[Start ENTRIES PROVIDED]

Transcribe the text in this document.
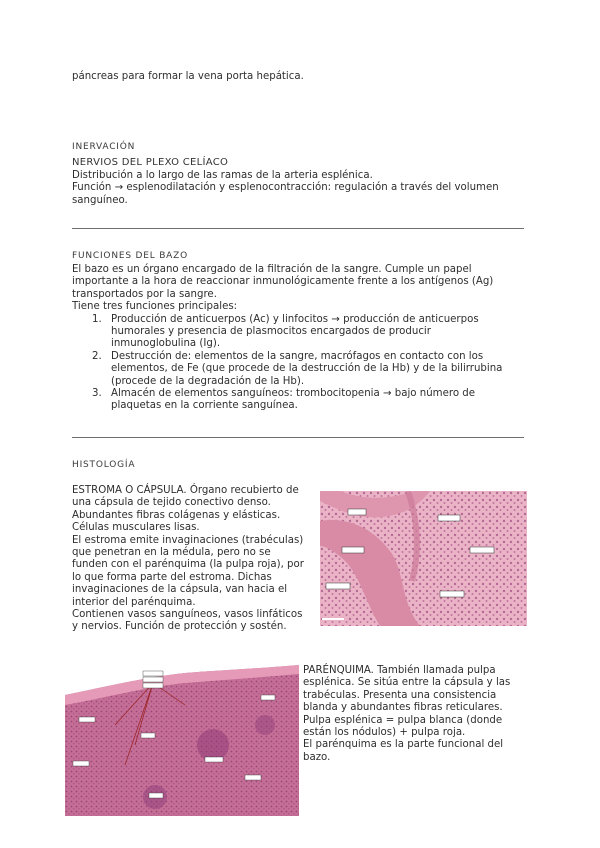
páncreas para formar la vena porta hepática.
INERVACIÓN
NERVIOS DEL PLEXO CELÍACO

Distribución a lo largo de las ramas de la arteria esplénica.

Función → esplenodilatación y esplenocontracción: regulación a través del volumen sanguíneo.

FUNCIONES DEL BAZO

El bazo es un órgano encargado de la filtración de la sangre. Cumple un papel importante a la hora de reaccionar inmunológicamente frente a los antígenos (Ag) transportados por la sangre.

Tiene tres funciones principales:

1. Producción de anticuerpos (Ac) y linfocitos → producción de anticuerpos humorales y presencia de plasmocitos encargados de producir inmunoglobulina (Ig).
2. Destrucción de: elementos de la sangre, macrófagos en contacto con los elementos, de Fe (que procede de la destrucción de la Hb) y de la bilirrubina (procede de la degradación de la Hb).
3. Almacén de elementos sanguíneos: trombocitopenia → bajo número de plaquetas en la corriente sanguínea.
HISTOLOGÍA

ESTROMA O CÁPSULA. Órgano recubierto de una cápsula de tejido conectivo denso.

Abundantes fibras colágenas y elásticas.

Células musculares lisas.

El estroma emite invaginaciones (trabéculas) que penetran en la médula, pero no se funden con el parénquima (la pulpa roja), por lo que forma parte del estroma. Dichas invaginaciones de la cápsula, van hacia el interior del parénquima.

Contienen vasos sanguíneos, vasos linfáticos y nervios. Función de protección y sostén.

PARÉNQUIMA. También llamada pulpa esplénica. Se sitúa entre la cápsula y las trabéculas. Presenta una consistencia blanda y abundantes fibras reticulares.

Pulpa esplénica = pulpa blanca (donde están los nódulos) + pulpa roja.

El parénquima es la parte funcional del bazo.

[End ENTRIES PROVIDED]

WORK TO COMPLETE >> How many lines of the data hold the string "sanguíneos"? Reply with the number alone.

TASK RESULT >> 2